Write out the material again exactly, please, and omit the pictures.
+++
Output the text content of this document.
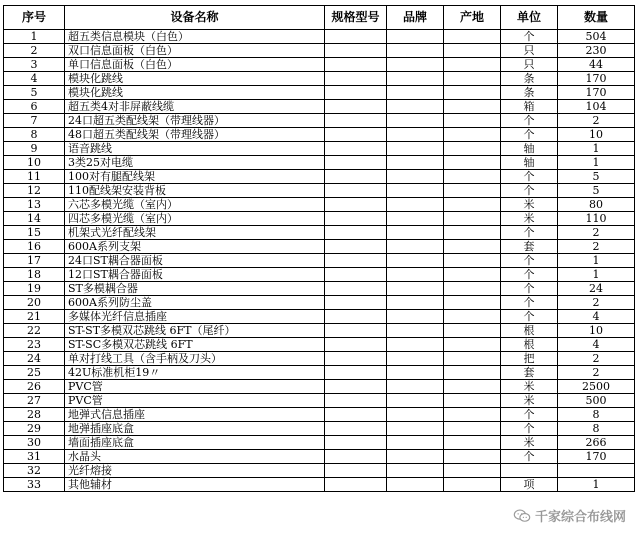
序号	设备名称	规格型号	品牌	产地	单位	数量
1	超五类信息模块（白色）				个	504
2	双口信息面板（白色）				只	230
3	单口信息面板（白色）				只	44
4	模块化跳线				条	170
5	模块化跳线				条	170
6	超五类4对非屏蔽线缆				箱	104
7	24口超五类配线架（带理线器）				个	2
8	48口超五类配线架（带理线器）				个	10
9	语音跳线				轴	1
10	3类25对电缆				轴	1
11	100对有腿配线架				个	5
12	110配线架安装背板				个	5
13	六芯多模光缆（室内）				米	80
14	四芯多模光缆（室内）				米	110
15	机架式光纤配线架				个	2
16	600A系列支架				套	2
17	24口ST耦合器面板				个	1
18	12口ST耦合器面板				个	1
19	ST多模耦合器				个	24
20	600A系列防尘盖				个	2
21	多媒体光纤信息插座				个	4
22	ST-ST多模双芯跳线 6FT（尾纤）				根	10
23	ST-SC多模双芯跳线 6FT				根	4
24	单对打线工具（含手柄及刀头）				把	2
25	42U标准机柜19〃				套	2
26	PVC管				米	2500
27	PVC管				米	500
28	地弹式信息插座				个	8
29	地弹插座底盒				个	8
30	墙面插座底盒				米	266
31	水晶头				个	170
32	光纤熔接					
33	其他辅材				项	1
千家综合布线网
+++
» **Final result**
Output the text content of this document.
序号	设备名称	规格型号	品牌	产地	单位	数量
1	超五类信息模块（白色）				个	504
2	双口信息面板（白色）				只	230
3	单口信息面板（白色）				只	44
4	模块化跳线				条	170
5	模块化跳线				条	170
6	超五类4对非屏蔽线缆				箱	104
7	24口超五类配线架（带理线器）				个	2
8	48口超五类配线架（带理线器）				个	10
9	语音跳线				轴	1
10	3类25对电缆				轴	1
11	100对有腿配线架				个	5
12	110配线架安装背板				个	5
13	六芯多模光缆（室内）				米	80
14	四芯多模光缆（室内）				米	110
15	机架式光纤配线架				个	2
16	600A系列支架				套	2
17	24口ST耦合器面板				个	1
18	12口ST耦合器面板				个	1
19	ST多模耦合器				个	24
20	600A系列防尘盖				个	2
21	多媒体光纤信息插座				个	4
22	ST-ST多模双芯跳线 6FT（尾纤）				根	10
23	ST-SC多模双芯跳线 6FT				根	4
24	单对打线工具（含手柄及刀头）				把	2
25	42U标准机柜19〃				套	2
26	PVC管				米	2500
27	PVC管				米	500
28	地弹式信息插座				个	8
29	地弹插座底盒				个	8
30	墙面插座底盒				米	266
31	水晶头				个	170
32	光纤熔接					
33	其他辅材				项	1
千家综合布线网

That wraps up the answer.